WHAT THE TASK REQUIRES: Copy the records below exactly as they appear.

DATA FOR PROCESSING:
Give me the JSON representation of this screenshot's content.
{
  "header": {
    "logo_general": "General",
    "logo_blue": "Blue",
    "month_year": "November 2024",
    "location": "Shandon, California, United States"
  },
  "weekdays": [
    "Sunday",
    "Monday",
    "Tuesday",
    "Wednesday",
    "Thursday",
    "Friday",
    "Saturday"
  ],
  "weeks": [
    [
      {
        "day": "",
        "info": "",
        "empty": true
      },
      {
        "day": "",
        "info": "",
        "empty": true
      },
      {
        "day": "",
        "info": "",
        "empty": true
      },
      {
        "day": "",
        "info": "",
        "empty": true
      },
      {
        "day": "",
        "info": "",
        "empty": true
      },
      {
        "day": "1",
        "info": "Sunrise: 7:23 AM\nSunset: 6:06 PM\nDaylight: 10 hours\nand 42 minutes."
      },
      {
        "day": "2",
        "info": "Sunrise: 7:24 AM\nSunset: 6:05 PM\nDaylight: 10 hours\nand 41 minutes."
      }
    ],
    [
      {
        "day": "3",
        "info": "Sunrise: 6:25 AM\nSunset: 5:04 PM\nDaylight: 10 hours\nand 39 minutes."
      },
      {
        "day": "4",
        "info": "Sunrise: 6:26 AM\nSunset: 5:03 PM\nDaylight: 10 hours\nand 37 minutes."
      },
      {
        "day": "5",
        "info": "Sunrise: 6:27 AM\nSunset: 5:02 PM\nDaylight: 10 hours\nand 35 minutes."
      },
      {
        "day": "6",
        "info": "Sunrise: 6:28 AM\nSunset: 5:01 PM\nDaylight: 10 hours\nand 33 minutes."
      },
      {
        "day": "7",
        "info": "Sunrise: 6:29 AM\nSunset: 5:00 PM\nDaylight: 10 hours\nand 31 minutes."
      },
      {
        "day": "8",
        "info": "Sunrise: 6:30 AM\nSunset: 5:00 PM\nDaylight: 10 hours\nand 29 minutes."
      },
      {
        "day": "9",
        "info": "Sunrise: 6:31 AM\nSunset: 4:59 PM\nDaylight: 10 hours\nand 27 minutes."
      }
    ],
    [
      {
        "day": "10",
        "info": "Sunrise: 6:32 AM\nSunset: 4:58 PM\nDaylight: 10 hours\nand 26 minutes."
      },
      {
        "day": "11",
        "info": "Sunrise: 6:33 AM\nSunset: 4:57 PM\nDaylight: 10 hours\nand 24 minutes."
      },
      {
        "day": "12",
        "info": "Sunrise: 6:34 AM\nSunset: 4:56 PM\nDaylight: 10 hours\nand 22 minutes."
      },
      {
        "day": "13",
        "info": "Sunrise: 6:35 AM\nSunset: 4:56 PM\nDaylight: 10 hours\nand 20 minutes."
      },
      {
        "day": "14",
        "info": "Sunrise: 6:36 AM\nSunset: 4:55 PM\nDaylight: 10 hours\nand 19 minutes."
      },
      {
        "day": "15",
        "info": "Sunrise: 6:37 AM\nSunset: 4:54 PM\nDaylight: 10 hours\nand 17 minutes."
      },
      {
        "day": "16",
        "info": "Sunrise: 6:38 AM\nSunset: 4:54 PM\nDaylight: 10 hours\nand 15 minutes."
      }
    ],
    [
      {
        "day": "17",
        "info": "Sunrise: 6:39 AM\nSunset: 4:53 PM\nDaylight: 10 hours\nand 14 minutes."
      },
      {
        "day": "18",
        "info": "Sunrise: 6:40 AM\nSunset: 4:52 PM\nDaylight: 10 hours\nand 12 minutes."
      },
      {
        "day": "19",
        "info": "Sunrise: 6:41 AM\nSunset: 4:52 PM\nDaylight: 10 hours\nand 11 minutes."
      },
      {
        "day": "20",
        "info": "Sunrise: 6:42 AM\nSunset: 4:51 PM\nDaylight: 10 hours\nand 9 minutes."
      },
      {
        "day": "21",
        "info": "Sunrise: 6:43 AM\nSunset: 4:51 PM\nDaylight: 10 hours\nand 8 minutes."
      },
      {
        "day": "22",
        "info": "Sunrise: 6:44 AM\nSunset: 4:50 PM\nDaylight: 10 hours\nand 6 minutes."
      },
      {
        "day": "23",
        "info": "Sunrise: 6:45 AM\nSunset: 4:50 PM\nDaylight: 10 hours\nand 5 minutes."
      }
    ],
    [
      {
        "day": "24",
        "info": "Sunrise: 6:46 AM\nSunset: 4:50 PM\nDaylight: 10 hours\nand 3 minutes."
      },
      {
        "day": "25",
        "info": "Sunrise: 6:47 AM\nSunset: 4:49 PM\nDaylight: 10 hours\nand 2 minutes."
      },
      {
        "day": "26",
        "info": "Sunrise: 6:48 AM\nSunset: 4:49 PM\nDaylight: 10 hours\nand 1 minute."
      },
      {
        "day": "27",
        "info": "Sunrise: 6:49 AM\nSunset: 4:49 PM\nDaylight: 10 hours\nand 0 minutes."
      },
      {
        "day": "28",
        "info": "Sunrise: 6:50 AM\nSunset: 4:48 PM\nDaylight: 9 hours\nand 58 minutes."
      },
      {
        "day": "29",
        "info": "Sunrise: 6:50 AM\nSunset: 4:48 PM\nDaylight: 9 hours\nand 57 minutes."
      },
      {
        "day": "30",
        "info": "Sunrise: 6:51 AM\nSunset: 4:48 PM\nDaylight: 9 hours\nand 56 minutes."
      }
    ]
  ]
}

WRITTEN ANSWER:
Give me the JSON representation of this screenshot's content.
{
  "header": {
    "logo_general": "General",
    "logo_blue": "Blue",
    "month_year": "November 2024",
    "location": "Shandon, California, United States"
  },
  "weekdays": [
    "Sunday",
    "Monday",
    "Tuesday",
    "Wednesday",
    "Thursday",
    "Friday",
    "Saturday"
  ],
  "weeks": [
    [
      {
        "day": "",
        "info": "",
        "empty": true
      },
      {
        "day": "",
        "info": "",
        "empty": true
      },
      {
        "day": "",
        "info": "",
        "empty": true
      },
      {
        "day": "",
        "info": "",
        "empty": true
      },
      {
        "day": "",
        "info": "",
        "empty": true
      },
      {
        "day": "1",
        "info": "Sunrise: 7:23 AM\nSunset: 6:06 PM\nDaylight: 10 hours\nand 42 minutes."
      },
      {
        "day": "2",
        "info": "Sunrise: 7:24 AM\nSunset: 6:05 PM\nDaylight: 10 hours\nand 41 minutes."
      }
    ],
    [
      {
        "day": "3",
        "info": "Sunrise: 6:25 AM\nSunset: 5:04 PM\nDaylight: 10 hours\nand 39 minutes."
      },
      {
        "day": "4",
        "info": "Sunrise: 6:26 AM\nSunset: 5:03 PM\nDaylight: 10 hours\nand 37 minutes."
      },
      {
        "day": "5",
        "info": "Sunrise: 6:27 AM\nSunset: 5:02 PM\nDaylight: 10 hours\nand 35 minutes."
      },
      {
        "day": "6",
        "info": "Sunrise: 6:28 AM\nSunset: 5:01 PM\nDaylight: 10 hours\nand 33 minutes."
      },
      {
        "day": "7",
        "info": "Sunrise: 6:29 AM\nSunset: 5:00 PM\nDaylight: 10 hours\nand 31 minutes."
      },
      {
        "day": "8",
        "info": "Sunrise: 6:30 AM\nSunset: 5:00 PM\nDaylight: 10 hours\nand 29 minutes."
      },
      {
        "day": "9",
        "info": "Sunrise: 6:31 AM\nSunset: 4:59 PM\nDaylight: 10 hours\nand 27 minutes."
      }
    ],
    [
      {
        "day": "10",
        "info": "Sunrise: 6:32 AM\nSunset: 4:58 PM\nDaylight: 10 hours\nand 26 minutes."
      },
      {
        "day": "11",
        "info": "Sunrise: 6:33 AM\nSunset: 4:57 PM\nDaylight: 10 hours\nand 24 minutes."
      },
      {
        "day": "12",
        "info": "Sunrise: 6:34 AM\nSunset: 4:56 PM\nDaylight: 10 hours\nand 22 minutes."
      },
      {
        "day": "13",
        "info": "Sunrise: 6:35 AM\nSunset: 4:56 PM\nDaylight: 10 hours\nand 20 minutes."
      },
      {
        "day": "14",
        "info": "Sunrise: 6:36 AM\nSunset: 4:55 PM\nDaylight: 10 hours\nand 19 minutes."
      },
      {
        "day": "15",
        "info": "Sunrise: 6:37 AM\nSunset: 4:54 PM\nDaylight: 10 hours\nand 17 minutes."
      },
      {
        "day": "16",
        "info": "Sunrise: 6:38 AM\nSunset: 4:54 PM\nDaylight: 10 hours\nand 15 minutes."
      }
    ],
    [
      {
        "day": "17",
        "info": "Sunrise: 6:39 AM\nSunset: 4:53 PM\nDaylight: 10 hours\nand 14 minutes."
      },
      {
        "day": "18",
        "info": "Sunrise: 6:40 AM\nSunset: 4:52 PM\nDaylight: 10 hours\nand 12 minutes."
      },
      {
        "day": "19",
        "info": "Sunrise: 6:41 AM\nSunset: 4:52 PM\nDaylight: 10 hours\nand 11 minutes."
      },
      {
        "day": "20",
        "info": "Sunrise: 6:42 AM\nSunset: 4:51 PM\nDaylight: 10 hours\nand 9 minutes."
      },
      {
        "day": "21",
        "info": "Sunrise: 6:43 AM\nSunset: 4:51 PM\nDaylight: 10 hours\nand 8 minutes."
      },
      {
        "day": "22",
        "info": "Sunrise: 6:44 AM\nSunset: 4:50 PM\nDaylight: 10 hours\nand 6 minutes."
      },
      {
        "day": "23",
        "info": "Sunrise: 6:45 AM\nSunset: 4:50 PM\nDaylight: 10 hours\nand 5 minutes."
      }
    ],
    [
      {
        "day": "24",
        "info": "Sunrise: 6:46 AM\nSunset: 4:50 PM\nDaylight: 10 hours\nand 3 minutes."
      },
      {
        "day": "25",
        "info": "Sunrise: 6:47 AM\nSunset: 4:49 PM\nDaylight: 10 hours\nand 2 minutes."
      },
      {
        "day": "26",
        "info": "Sunrise: 6:48 AM\nSunset: 4:49 PM\nDaylight: 10 hours\nand 1 minute."
      },
      {
        "day": "27",
        "info": "Sunrise: 6:49 AM\nSunset: 4:49 PM\nDaylight: 10 hours\nand 0 minutes."
      },
      {
        "day": "28",
        "info": "Sunrise: 6:50 AM\nSunset: 4:48 PM\nDaylight: 9 hours\nand 58 minutes."
      },
      {
        "day": "29",
        "info": "Sunrise: 6:50 AM\nSunset: 4:48 PM\nDaylight: 9 hours\nand 57 minutes."
      },
      {
        "day": "30",
        "info": "Sunrise: 6:51 AM\nSunset: 4:48 PM\nDaylight: 9 hours\nand 56 minutes."
      }
    ]
  ]
}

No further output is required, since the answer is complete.